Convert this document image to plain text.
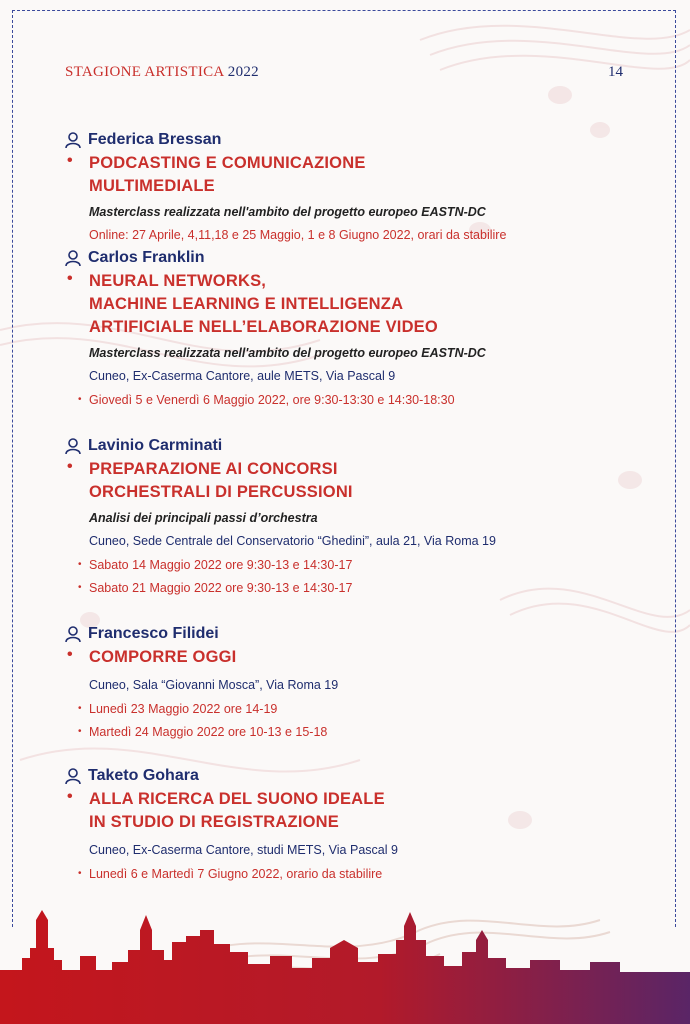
STAGIONE ARTISTICA 2022	14
Federica Bressan
• PODCASTING E COMUNICAZIONE
MULTIMEDIALE
Masterclass realizzata nell'ambito del progetto europeo EASTN-DC
Online: 27 Aprile, 4,11,18 e 25 Maggio, 1 e 8 Giugno 2022, orari da stabilire
Carlos Franklin
• NEURAL NETWORKS,
MACHINE LEARNING E INTELLIGENZA
ARTIFICIALE NELL’ELABORAZIONE VIDEO
Masterclass realizzata nell'ambito del progetto europeo EASTN-DC
Cuneo, Ex-Caserma Cantore, aule METS, Via Pascal 9
• Giovedì 5 e Venerdì 6 Maggio 2022, ore 9:30-13:30 e 14:30-18:30
Lavinio Carminati
• PREPARAZIONE AI CONCORSI
ORCHESTRALI DI PERCUSSIONI
Analisi dei principali passi d’orchestra
Cuneo, Sede Centrale del Conservatorio “Ghedini”, aula 21, Via Roma 19
• Sabato 14 Maggio 2022 ore 9:30-13 e 14:30-17
• Sabato 21 Maggio 2022 ore 9:30-13 e 14:30-17
Francesco Filidei
• COMPORRE OGGI
Cuneo, Sala “Giovanni Mosca”, Via Roma 19
• Lunedì 23 Maggio 2022 ore 14-19
• Martedì 24 Maggio 2022 ore 10-13 e 15-18
Taketo Gohara
• ALLA RICERCA DEL SUONO IDEALE
IN STUDIO DI REGISTRAZIONE
Cuneo, Ex-Caserma Cantore, studi METS, Via Pascal 9
• Lunedì 6 e Martedì 7 Giugno 2022, orario da stabilire
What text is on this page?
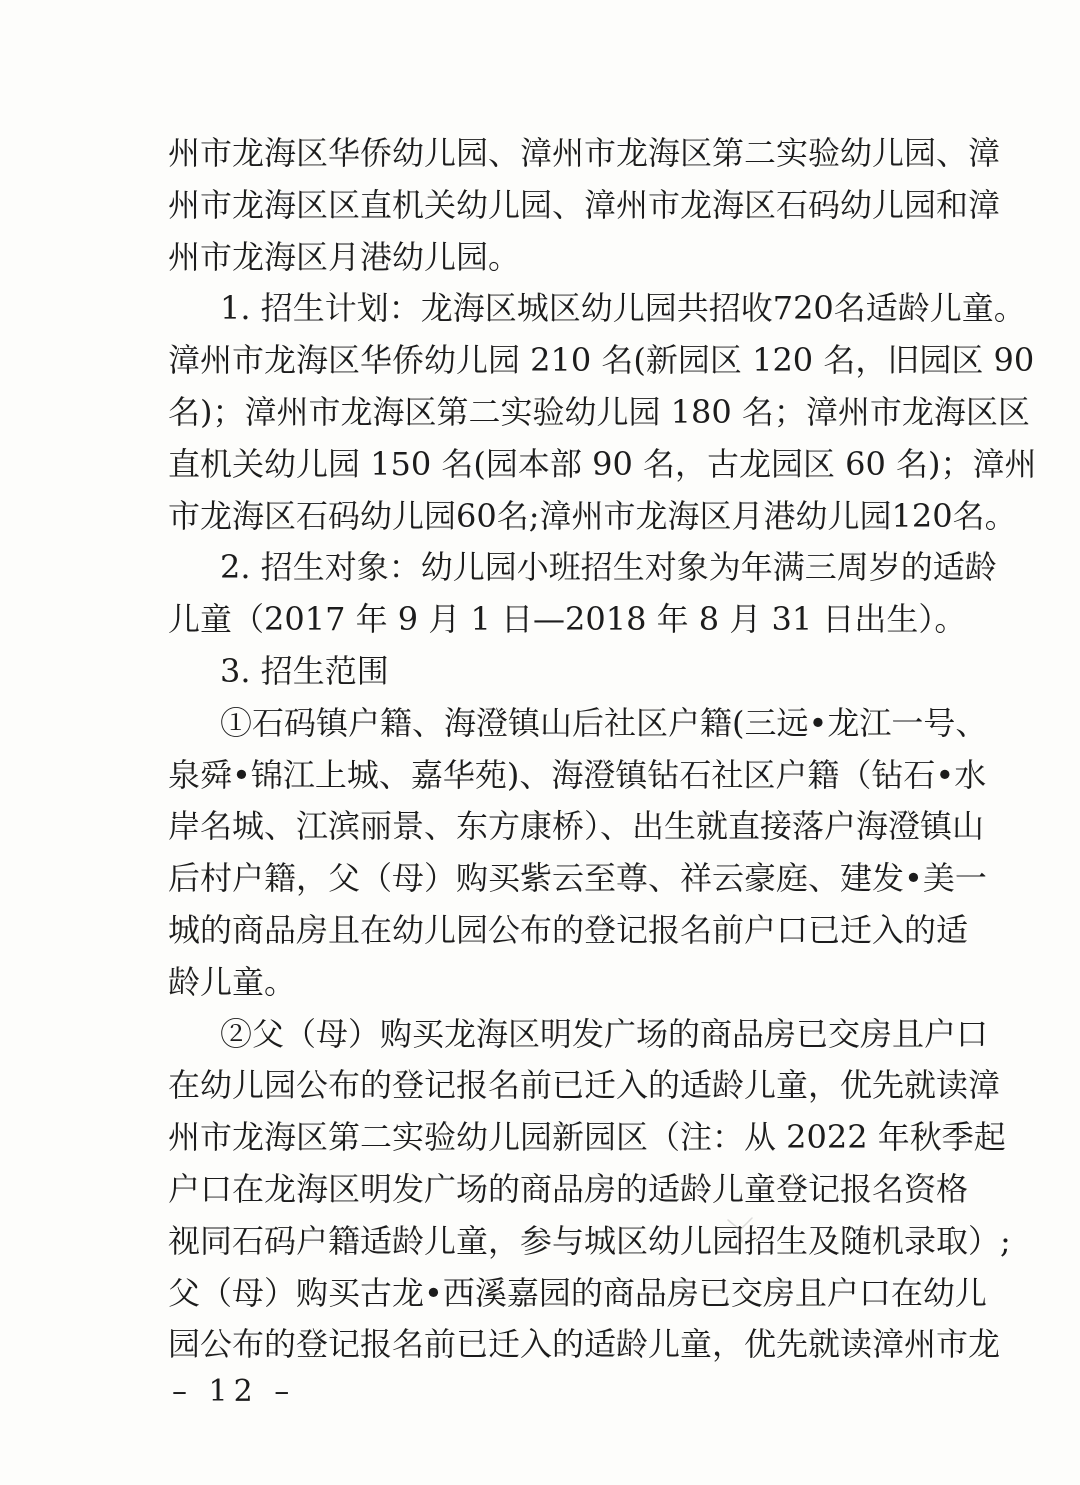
州市龙海区华侨幼儿园、漳州市龙海区第二实验幼儿园、漳
州市龙海区区直机关幼儿园、漳州市龙海区石码幼儿园和漳
州市龙海区月港幼儿园。
1. 招生计划：龙海区城区幼儿园共招收720名适龄儿童。
漳州市龙海区华侨幼儿园 210 名(新园区 120 名，旧园区 90
名)；漳州市龙海区第二实验幼儿园 180 名；漳州市龙海区区
直机关幼儿园 150 名(园本部 90 名，古龙园区 60 名)；漳州
市龙海区石码幼儿园60名;漳州市龙海区月港幼儿园120名。
2. 招生对象：幼儿园小班招生对象为年满三周岁的适龄
儿童（2017 年 9 月 1 日—2018 年 8 月 31 日出生）。
3. 招生范围
①石码镇户籍、海澄镇山后社区户籍(三远•龙江一号、
泉舜•锦江上城、嘉华苑)、海澄镇钻石社区户籍（钻石•水
岸名城、江滨丽景、东方康桥）、出生就直接落户海澄镇山
后村户籍，父（母）购买紫云至尊、祥云豪庭、建发•美一
城的商品房且在幼儿园公布的登记报名前户口已迁入的适
龄儿童。
②父（母）购买龙海区明发广场的商品房已交房且户口
在幼儿园公布的登记报名前已迁入的适龄儿童，优先就读漳
州市龙海区第二实验幼儿园新园区（注：从 2022 年秋季起
户口在龙海区明发广场的商品房的适龄儿童登记报名资格
视同石码户籍适龄儿童，参与城区幼儿园招生及随机录取）;
父（母）购买古龙•西溪嘉园的商品房已交房且户口在幼儿
园公布的登记报名前已迁入的适龄儿童，优先就读漳州市龙
– 12 –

=-=-=-=-=

Show each line in the entries that holds the string "漳州市龙海区第二实验幼儿园".

ANSWER TO THE TASK
州市龙海区华侨幼儿园、漳州市龙海区第二实验幼儿园、漳
名)；漳州市龙海区第二实验幼儿园 180 名；漳州市龙海区区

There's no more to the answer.